> [PASSAGE SHOWN]:
========================================================================
Up to three players can simultaneously play across three screens. Each player is recognized by their respective color (visible by the interface at the bottom of their respective screens).

Xenophobe is an action game. The goal of each level is to defeat all the aliens before a countdown timer runs out. Some rooms routinely display the percentage of alien infection and time remaining until self-destruct when the level ends (but a nearby button can temporarily deactivate the count-down). Levels may contain more than one floor, and players use elevators to move between floors. Players can also pick up more powerful weapons to help in their eradication of the aliens.

The hostile Xenos are encounted in a range of forms, beginning with Pods. If Pods hatch, they create a Critter which can attach itself to the player and drain health. If a Critter is not killed, it eventually matures into a Rollerbaby, which roll around to attack the player character. These in turn can grow into the Snotterpillar form, which attacks by leaping or spitting.

In the arcade and Lynx versions, an extra enemy called the Festor can appear in doorways, which can hypnotize and trap players, as well as throw eggs. If the egg lands on a screen with a player, it grows into another Pod.
========================================================================
> [EXERCISE OBJECTIVE]:
In the passage about Xenophobe, what does a Critter grow into if it is not killed? Rely only on the text to answer.

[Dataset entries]
========================================================================
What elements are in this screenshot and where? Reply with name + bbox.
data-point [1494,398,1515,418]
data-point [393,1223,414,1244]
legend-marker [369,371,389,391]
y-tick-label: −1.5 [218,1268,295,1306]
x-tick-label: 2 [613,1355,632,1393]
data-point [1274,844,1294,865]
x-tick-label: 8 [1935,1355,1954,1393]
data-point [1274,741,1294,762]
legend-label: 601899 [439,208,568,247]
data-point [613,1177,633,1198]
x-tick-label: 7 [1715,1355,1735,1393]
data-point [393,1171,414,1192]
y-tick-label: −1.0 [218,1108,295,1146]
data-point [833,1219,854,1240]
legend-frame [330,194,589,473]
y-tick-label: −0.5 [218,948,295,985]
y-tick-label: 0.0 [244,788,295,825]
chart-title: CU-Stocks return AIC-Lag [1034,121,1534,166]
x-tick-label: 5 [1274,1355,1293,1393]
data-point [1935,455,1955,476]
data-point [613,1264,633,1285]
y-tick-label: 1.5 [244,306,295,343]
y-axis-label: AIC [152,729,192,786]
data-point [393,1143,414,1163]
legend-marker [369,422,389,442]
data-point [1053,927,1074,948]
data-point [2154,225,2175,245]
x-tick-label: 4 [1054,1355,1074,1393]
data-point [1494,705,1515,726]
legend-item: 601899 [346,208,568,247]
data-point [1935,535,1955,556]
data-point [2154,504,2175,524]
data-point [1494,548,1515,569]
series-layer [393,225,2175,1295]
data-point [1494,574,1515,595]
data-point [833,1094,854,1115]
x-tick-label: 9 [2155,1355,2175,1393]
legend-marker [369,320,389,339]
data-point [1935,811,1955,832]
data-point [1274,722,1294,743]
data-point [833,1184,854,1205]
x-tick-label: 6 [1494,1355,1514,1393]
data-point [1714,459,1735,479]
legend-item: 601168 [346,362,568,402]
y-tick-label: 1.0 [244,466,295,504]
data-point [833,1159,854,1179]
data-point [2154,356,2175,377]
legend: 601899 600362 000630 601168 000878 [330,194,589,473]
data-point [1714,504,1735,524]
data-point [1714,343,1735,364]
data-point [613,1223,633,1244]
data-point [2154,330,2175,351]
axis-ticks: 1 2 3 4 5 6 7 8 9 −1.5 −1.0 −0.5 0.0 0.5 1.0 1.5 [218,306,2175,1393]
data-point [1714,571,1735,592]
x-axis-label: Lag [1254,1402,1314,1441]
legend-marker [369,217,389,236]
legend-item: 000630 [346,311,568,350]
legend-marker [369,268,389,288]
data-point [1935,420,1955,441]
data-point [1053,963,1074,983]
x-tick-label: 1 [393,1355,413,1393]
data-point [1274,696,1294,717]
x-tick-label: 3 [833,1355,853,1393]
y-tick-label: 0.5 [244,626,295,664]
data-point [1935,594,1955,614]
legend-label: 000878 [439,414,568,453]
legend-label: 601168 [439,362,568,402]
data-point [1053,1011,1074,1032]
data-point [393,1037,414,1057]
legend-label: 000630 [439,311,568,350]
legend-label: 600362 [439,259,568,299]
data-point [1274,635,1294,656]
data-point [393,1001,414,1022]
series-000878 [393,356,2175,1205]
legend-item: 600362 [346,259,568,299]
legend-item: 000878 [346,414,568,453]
========================================================================
> [TASK RESULT]:
A Rollerbaby.